-- THE REQUEST --
Check each line of the material below for "this", then copy the ones that contain it.

[Start EXTRACTED DATA]

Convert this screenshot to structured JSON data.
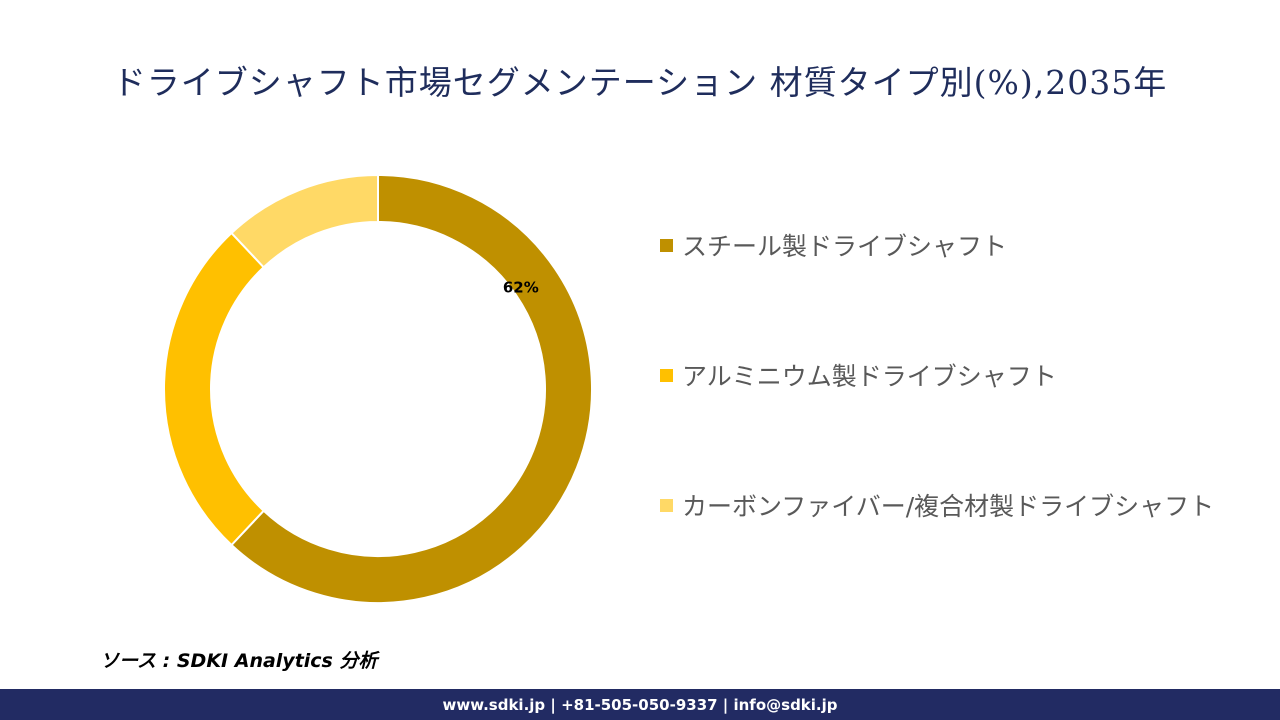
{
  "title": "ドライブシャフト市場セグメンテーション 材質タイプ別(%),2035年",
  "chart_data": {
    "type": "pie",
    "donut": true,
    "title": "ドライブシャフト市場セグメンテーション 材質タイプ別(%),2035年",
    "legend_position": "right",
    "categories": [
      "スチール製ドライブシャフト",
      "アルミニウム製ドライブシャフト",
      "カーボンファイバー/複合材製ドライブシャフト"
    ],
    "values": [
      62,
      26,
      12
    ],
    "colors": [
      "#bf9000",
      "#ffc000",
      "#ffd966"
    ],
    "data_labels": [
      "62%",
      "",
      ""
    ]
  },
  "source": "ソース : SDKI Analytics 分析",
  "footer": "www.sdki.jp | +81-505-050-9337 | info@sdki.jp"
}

[End EXTRACTED DATA]
[Start EXTRACTED DATA]

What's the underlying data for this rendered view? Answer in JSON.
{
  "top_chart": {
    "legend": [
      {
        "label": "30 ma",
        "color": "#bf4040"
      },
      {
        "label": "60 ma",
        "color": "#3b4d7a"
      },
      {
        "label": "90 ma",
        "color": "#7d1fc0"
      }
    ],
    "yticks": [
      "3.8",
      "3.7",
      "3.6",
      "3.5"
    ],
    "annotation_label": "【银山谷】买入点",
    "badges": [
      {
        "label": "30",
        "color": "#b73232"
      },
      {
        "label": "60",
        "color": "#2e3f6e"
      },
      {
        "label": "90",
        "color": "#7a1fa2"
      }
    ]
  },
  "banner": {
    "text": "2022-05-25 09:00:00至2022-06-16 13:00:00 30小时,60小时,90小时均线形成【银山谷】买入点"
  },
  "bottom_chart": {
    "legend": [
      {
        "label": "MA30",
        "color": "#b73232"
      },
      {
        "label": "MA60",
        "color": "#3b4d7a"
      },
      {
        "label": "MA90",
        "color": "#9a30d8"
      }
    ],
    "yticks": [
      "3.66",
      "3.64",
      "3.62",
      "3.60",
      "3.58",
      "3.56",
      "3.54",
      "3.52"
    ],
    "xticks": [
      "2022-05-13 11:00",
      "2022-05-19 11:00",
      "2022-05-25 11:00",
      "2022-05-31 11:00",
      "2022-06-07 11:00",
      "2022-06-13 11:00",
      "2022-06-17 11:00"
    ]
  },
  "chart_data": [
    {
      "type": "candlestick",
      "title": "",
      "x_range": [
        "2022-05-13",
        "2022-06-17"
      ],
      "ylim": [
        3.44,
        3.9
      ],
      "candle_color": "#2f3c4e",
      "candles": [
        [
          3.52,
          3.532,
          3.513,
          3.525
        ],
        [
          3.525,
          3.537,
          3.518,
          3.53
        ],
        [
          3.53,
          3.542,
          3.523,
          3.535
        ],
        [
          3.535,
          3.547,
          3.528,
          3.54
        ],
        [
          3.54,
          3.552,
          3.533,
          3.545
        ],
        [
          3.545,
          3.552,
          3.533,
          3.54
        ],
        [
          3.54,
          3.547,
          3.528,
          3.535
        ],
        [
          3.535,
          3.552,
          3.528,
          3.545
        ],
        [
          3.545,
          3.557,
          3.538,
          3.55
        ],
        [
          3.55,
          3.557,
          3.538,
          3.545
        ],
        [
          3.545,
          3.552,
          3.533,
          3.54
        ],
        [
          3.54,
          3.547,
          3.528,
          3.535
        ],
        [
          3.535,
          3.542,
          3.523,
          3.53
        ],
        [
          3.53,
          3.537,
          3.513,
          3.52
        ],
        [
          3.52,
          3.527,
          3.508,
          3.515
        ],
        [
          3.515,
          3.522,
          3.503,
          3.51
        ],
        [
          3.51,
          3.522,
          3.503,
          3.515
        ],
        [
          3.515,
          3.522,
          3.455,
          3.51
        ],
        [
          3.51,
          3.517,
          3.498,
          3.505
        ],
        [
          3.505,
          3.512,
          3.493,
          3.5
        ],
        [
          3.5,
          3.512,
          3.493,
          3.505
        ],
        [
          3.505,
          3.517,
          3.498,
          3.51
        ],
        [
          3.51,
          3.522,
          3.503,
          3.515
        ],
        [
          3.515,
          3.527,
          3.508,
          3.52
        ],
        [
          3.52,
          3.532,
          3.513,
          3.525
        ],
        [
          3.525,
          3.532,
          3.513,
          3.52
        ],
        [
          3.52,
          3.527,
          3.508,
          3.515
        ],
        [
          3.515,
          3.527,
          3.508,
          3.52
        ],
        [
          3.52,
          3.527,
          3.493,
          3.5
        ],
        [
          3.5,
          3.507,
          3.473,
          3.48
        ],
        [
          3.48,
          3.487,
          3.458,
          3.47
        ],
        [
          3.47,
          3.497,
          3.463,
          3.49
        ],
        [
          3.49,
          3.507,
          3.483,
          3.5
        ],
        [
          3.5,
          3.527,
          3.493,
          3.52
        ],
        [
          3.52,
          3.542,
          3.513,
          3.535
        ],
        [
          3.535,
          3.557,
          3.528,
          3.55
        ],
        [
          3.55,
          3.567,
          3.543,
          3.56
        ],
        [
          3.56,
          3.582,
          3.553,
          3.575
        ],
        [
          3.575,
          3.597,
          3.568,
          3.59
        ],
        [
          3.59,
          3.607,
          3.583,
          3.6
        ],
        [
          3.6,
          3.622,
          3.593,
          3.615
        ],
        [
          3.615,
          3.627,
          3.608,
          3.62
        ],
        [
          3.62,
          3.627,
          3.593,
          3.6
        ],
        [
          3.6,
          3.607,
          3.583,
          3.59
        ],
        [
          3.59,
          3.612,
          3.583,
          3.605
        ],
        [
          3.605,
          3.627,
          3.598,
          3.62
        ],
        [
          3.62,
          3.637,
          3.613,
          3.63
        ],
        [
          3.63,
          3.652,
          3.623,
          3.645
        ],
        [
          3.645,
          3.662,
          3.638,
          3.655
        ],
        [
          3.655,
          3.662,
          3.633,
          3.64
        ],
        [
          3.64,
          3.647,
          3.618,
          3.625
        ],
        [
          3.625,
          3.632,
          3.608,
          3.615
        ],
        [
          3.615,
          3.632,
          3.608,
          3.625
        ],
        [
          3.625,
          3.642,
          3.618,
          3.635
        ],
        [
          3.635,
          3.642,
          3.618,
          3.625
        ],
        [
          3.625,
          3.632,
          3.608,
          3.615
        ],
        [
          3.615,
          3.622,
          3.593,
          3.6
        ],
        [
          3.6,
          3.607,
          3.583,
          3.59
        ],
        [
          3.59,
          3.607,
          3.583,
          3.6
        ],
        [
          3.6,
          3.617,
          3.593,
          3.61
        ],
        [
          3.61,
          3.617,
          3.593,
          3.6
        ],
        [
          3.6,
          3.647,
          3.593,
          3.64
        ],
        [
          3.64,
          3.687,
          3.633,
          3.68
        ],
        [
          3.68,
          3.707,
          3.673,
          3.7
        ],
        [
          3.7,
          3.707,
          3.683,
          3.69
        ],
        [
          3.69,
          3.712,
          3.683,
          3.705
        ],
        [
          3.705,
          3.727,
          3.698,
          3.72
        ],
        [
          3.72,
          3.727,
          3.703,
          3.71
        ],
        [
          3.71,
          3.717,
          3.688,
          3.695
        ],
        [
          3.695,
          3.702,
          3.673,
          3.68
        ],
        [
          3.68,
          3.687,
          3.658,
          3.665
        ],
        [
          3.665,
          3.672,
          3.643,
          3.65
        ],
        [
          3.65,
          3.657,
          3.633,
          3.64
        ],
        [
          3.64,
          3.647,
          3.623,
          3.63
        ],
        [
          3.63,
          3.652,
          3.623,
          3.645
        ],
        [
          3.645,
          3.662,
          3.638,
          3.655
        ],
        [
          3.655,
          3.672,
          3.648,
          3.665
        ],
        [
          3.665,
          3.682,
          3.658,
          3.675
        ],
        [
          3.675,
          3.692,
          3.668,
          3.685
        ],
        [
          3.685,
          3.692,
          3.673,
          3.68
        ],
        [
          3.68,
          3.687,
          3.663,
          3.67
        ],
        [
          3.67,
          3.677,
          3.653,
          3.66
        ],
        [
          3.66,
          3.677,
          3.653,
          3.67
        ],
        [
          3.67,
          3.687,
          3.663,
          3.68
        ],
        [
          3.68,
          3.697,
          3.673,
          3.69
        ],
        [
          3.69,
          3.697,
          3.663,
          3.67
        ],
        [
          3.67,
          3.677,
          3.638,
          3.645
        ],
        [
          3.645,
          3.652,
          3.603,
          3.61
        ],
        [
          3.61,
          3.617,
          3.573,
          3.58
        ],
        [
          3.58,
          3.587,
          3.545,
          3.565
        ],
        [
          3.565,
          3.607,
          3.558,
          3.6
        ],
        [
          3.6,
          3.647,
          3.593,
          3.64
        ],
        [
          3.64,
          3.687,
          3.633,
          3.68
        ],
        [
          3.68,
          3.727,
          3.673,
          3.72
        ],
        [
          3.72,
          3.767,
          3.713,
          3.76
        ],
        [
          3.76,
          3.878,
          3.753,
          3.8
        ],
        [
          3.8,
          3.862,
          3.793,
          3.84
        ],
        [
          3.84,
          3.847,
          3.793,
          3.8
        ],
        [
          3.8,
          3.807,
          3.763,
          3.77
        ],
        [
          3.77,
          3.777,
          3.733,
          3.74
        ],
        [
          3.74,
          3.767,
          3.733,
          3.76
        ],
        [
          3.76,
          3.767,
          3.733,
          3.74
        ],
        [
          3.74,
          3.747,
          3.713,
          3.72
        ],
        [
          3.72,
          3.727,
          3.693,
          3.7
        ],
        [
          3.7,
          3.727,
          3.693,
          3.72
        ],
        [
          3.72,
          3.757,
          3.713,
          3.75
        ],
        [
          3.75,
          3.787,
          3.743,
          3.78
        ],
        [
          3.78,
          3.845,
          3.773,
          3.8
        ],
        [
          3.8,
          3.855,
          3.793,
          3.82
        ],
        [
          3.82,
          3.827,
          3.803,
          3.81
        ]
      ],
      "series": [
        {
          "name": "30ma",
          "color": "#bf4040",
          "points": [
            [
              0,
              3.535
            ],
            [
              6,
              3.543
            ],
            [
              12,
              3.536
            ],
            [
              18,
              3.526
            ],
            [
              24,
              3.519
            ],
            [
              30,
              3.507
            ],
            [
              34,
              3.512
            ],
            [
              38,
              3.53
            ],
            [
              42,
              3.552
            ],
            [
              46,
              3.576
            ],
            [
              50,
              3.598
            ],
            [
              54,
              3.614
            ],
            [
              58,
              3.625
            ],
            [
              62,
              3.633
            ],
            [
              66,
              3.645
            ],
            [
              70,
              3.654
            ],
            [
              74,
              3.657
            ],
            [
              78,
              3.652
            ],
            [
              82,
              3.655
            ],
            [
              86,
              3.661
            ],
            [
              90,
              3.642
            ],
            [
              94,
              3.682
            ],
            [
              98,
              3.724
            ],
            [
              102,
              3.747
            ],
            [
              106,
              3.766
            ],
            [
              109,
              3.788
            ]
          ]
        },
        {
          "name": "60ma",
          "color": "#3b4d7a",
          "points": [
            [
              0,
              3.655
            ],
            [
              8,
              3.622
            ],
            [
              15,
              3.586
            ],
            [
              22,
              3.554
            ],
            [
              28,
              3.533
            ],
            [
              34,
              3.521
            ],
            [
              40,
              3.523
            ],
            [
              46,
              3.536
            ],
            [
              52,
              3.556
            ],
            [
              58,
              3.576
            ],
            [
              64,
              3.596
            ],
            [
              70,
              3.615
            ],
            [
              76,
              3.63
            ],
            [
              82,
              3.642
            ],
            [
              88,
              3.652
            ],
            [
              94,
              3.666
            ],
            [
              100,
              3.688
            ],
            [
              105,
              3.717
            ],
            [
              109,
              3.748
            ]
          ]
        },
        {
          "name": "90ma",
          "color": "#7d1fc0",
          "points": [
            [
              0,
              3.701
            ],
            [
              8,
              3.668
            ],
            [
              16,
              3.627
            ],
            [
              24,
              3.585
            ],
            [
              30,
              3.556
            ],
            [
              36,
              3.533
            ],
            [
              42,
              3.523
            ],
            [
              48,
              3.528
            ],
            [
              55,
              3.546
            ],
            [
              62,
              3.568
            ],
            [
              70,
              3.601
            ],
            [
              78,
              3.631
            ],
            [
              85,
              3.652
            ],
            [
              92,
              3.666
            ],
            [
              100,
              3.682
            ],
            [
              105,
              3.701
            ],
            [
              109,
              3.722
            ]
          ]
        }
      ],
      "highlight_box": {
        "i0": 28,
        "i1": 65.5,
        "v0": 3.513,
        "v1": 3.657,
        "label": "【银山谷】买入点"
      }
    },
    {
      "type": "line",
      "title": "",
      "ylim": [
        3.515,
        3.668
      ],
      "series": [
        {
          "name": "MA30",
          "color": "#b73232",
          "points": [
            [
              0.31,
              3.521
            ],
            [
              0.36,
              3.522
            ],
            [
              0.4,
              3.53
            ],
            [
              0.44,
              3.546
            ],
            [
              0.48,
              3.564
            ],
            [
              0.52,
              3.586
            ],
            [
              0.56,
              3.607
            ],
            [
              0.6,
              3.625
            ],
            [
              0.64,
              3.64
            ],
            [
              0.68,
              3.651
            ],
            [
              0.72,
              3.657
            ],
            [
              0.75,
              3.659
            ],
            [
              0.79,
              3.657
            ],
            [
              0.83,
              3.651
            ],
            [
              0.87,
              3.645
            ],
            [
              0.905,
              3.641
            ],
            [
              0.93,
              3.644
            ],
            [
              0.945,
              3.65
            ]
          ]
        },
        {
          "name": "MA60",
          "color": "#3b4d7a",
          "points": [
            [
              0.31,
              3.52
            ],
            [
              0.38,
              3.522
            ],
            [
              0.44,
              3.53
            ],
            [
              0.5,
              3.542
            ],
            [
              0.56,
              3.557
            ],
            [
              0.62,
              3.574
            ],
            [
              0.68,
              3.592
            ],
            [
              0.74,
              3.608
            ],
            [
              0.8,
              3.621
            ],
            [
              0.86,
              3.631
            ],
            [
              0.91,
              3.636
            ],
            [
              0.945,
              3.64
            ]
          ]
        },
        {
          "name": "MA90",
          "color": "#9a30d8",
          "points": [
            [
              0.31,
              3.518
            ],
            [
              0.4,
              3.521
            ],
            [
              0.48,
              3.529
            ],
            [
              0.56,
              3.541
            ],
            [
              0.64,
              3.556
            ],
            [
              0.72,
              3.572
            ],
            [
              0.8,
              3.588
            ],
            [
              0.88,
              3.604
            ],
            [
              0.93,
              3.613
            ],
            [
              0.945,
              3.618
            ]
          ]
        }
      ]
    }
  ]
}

[End EXTRACTED DATA]
[Start EXTRACTED DATA]

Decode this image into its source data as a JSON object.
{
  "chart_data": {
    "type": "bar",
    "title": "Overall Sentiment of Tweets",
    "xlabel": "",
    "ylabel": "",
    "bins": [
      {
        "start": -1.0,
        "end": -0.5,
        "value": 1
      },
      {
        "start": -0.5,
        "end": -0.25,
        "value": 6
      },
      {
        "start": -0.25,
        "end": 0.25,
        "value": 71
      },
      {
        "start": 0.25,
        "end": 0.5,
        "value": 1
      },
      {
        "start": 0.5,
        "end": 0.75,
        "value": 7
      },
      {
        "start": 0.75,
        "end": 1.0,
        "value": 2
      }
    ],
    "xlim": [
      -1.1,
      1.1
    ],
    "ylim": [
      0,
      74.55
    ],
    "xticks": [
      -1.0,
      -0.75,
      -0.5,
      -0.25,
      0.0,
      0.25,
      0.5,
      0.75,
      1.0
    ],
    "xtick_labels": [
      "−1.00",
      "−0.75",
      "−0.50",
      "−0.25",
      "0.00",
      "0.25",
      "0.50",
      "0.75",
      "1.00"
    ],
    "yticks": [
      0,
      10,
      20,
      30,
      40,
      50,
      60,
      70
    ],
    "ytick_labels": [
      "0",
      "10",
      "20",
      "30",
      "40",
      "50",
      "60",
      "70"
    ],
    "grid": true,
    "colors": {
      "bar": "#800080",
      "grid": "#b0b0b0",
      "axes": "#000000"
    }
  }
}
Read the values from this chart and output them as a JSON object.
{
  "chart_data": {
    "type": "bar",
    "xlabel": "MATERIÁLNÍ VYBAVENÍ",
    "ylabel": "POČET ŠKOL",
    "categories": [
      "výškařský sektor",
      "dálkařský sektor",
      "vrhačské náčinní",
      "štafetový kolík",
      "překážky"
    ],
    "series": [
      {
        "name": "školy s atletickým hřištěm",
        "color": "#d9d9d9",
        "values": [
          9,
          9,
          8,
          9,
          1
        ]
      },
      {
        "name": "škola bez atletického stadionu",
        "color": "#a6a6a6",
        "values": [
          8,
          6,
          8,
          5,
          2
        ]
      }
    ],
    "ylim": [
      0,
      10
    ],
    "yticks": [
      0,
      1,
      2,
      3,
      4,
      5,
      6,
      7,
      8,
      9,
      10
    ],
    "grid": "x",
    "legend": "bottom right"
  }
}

[End EXTRACTED DATA]

-- EXPECTED ANSWER --
Convert this screenshot to structured JSON data.
What's the underlying data for this rendered view? Answer in JSON.
Decode this image into its source data as a JSON object.
Read the values from this chart and output them as a JSON object.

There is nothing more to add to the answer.